Written instruction — Give the listing again character for character, but drop the images.

Dataset entries —
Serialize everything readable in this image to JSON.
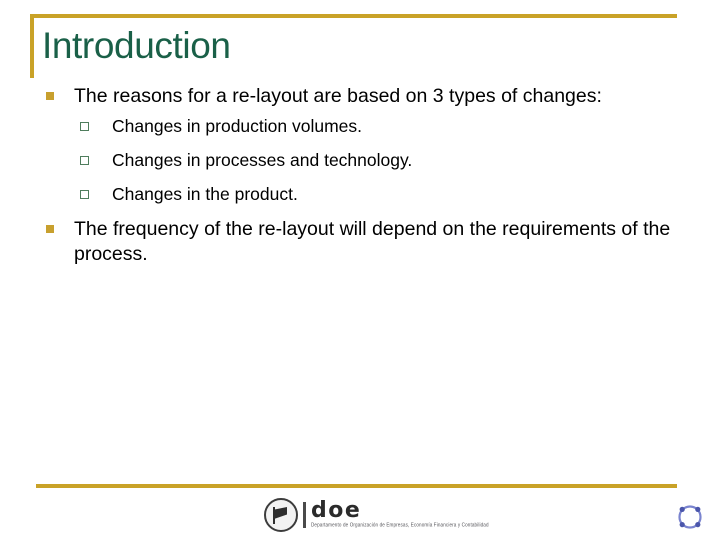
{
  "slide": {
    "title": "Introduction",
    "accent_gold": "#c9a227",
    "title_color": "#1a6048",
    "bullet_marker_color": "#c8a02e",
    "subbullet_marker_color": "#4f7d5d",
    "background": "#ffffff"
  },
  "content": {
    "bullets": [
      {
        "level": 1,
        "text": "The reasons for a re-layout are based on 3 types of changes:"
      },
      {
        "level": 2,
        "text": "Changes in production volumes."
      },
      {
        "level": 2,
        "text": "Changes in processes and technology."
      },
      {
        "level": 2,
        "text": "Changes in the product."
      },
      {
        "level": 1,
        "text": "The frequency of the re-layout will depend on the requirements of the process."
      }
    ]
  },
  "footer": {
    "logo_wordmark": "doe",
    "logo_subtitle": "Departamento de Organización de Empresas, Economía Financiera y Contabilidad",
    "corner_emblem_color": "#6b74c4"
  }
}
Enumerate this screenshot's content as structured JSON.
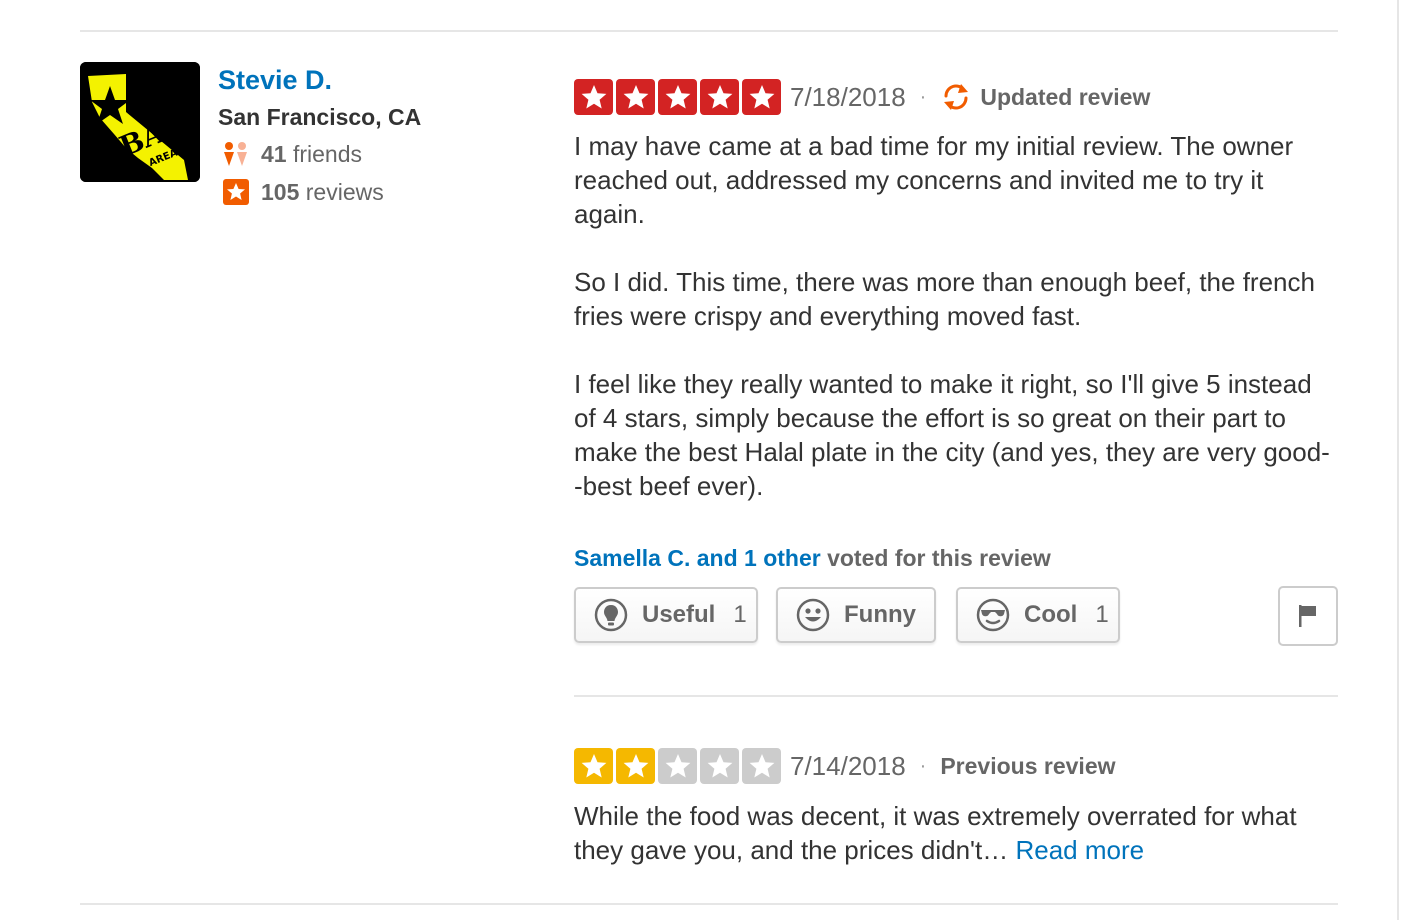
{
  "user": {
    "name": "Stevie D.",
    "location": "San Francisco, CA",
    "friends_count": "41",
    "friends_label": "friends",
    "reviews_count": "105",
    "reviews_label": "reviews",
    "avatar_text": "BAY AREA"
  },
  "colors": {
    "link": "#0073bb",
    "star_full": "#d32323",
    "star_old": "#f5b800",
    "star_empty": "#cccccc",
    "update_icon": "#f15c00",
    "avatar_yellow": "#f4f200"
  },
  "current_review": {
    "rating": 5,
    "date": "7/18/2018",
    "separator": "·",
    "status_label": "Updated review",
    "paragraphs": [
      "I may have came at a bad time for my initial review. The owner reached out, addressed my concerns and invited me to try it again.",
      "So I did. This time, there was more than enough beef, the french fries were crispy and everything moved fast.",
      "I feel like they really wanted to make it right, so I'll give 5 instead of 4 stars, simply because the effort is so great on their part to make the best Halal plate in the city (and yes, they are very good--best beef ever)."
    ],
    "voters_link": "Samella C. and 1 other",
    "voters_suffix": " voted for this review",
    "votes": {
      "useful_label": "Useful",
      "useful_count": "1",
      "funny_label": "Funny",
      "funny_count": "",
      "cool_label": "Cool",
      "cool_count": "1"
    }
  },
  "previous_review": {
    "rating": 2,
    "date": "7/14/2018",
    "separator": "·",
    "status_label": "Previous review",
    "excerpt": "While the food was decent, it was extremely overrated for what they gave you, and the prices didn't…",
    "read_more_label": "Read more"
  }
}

Exercise answer —
Serialize everything readable in this image to JSON.
{
  "slide": {
    "title": "Introduction",
    "accent_gold": "#c9a227",
    "title_color": "#1a6048",
    "bullet_marker_color": "#c8a02e",
    "subbullet_marker_color": "#4f7d5d",
    "background": "#ffffff"
  },
  "content": {
    "bullets": [
      {
        "level": 1,
        "text": "The reasons for a re-layout are based on 3 types of changes:"
      },
      {
        "level": 2,
        "text": "Changes in production volumes."
      },
      {
        "level": 2,
        "text": "Changes in processes and technology."
      },
      {
        "level": 2,
        "text": "Changes in the product."
      },
      {
        "level": 1,
        "text": "The frequency of the re-layout will depend on the requirements of the process."
      }
    ]
  },
  "footer": {
    "logo_wordmark": "doe",
    "logo_subtitle": "Departamento de Organización de Empresas, Economía Financiera y Contabilidad",
    "corner_emblem_color": "#6b74c4"
  }
}
Enumerate this screenshot's content as structured JSON.
{
  "user": {
    "name": "Stevie D.",
    "location": "San Francisco, CA",
    "friends_count": "41",
    "friends_label": "friends",
    "reviews_count": "105",
    "reviews_label": "reviews",
    "avatar_text": "BAY AREA"
  },
  "colors": {
    "link": "#0073bb",
    "star_full": "#d32323",
    "star_old": "#f5b800",
    "star_empty": "#cccccc",
    "update_icon": "#f15c00",
    "avatar_yellow": "#f4f200"
  },
  "current_review": {
    "rating": 5,
    "date": "7/18/2018",
    "separator": "·",
    "status_label": "Updated review",
    "paragraphs": [
      "I may have came at a bad time for my initial review. The owner reached out, addressed my concerns and invited me to try it again.",
      "So I did. This time, there was more than enough beef, the french fries were crispy and everything moved fast.",
      "I feel like they really wanted to make it right, so I'll give 5 instead of 4 stars, simply because the effort is so great on their part to make the best Halal plate in the city (and yes, they are very good--best beef ever)."
    ],
    "voters_link": "Samella C. and 1 other",
    "voters_suffix": " voted for this review",
    "votes": {
      "useful_label": "Useful",
      "useful_count": "1",
      "funny_label": "Funny",
      "funny_count": "",
      "cool_label": "Cool",
      "cool_count": "1"
    }
  },
  "previous_review": {
    "rating": 2,
    "date": "7/14/2018",
    "separator": "·",
    "status_label": "Previous review",
    "excerpt": "While the food was decent, it was extremely overrated for what they gave you, and the prices didn't…",
    "read_more_label": "Read more"
  }
}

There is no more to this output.